**TASK STATEMENT**
Identify and pull out each line of the entries in which "JSON" occurs.
··· EXTRACTED DATA
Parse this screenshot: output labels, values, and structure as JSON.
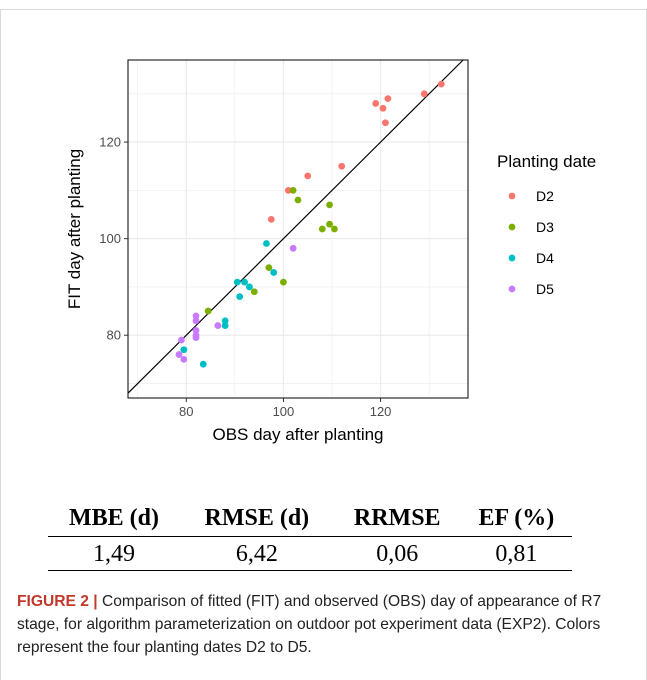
{
  "chart_data": {
    "type": "scatter",
    "xlabel": "OBS day after planting",
    "ylabel": "FIT day after planting",
    "xlim": [
      68,
      138
    ],
    "ylim": [
      67,
      137
    ],
    "xticks": [
      80,
      100,
      120
    ],
    "yticks": [
      80,
      100,
      120
    ],
    "grid": true,
    "reference_line": "1:1",
    "legend": {
      "title": "Planting date",
      "placement": "right"
    },
    "series": [
      {
        "name": "D2",
        "color": "#F8766D",
        "points": [
          [
            132.5,
            132
          ],
          [
            129,
            130
          ],
          [
            121.5,
            129
          ],
          [
            119,
            128
          ],
          [
            120.5,
            127
          ],
          [
            121,
            124
          ],
          [
            112,
            115
          ],
          [
            105,
            113
          ],
          [
            101,
            110
          ],
          [
            97.5,
            104
          ]
        ]
      },
      {
        "name": "D3",
        "color": "#7CAE00",
        "points": [
          [
            102,
            110
          ],
          [
            103,
            108
          ],
          [
            109.5,
            107
          ],
          [
            109.5,
            103
          ],
          [
            108,
            102
          ],
          [
            110.5,
            102
          ],
          [
            97,
            94
          ],
          [
            100,
            91
          ],
          [
            94,
            89
          ],
          [
            84.5,
            85
          ]
        ]
      },
      {
        "name": "D4",
        "color": "#00BFC4",
        "points": [
          [
            96.5,
            99
          ],
          [
            98,
            93
          ],
          [
            92,
            91
          ],
          [
            90.5,
            91
          ],
          [
            93,
            90
          ],
          [
            91,
            88
          ],
          [
            88,
            83
          ],
          [
            88,
            82
          ],
          [
            79.5,
            77
          ],
          [
            83.5,
            74
          ]
        ]
      },
      {
        "name": "D5",
        "color": "#C77CFF",
        "points": [
          [
            102,
            98
          ],
          [
            82,
            84
          ],
          [
            82,
            83
          ],
          [
            86.5,
            82
          ],
          [
            82,
            81
          ],
          [
            82,
            80
          ],
          [
            82,
            79.5
          ],
          [
            79,
            79
          ],
          [
            78.5,
            76
          ],
          [
            79.5,
            75
          ]
        ]
      }
    ]
  },
  "metrics_table": {
    "headers": [
      "MBE (d)",
      "RMSE (d)",
      "RRMSE",
      "EF (%)"
    ],
    "values": [
      "1,49",
      "6,42",
      "0,06",
      "0,81"
    ]
  },
  "caption": {
    "label": "FIGURE 2 |",
    "text": " Comparison of fitted (FIT) and observed (OBS) day of appearance of R7 stage, for algorithm parameterization on outdoor pot experiment data (EXP2). Colors represent the four planting dates D2 to D5."
  },
  "colors": {
    "panel_border": "#000000",
    "grid": "#ebebeb",
    "axis_text": "#4d4d4d"
  }
}
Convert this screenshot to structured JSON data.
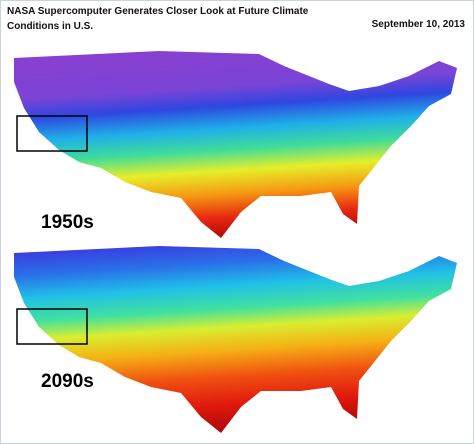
{
  "header": {
    "title": "NASA Supercomputer Generates Closer Look at Future Climate Conditions in U.S.",
    "date": "September 10, 2013"
  },
  "maps": [
    {
      "label": "1950s"
    },
    {
      "label": "2090s"
    }
  ]
}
······
**RESULT**
Parse this screenshot: output labels, values, and structure as JSON.
Convert this screenshot to structured JSON data.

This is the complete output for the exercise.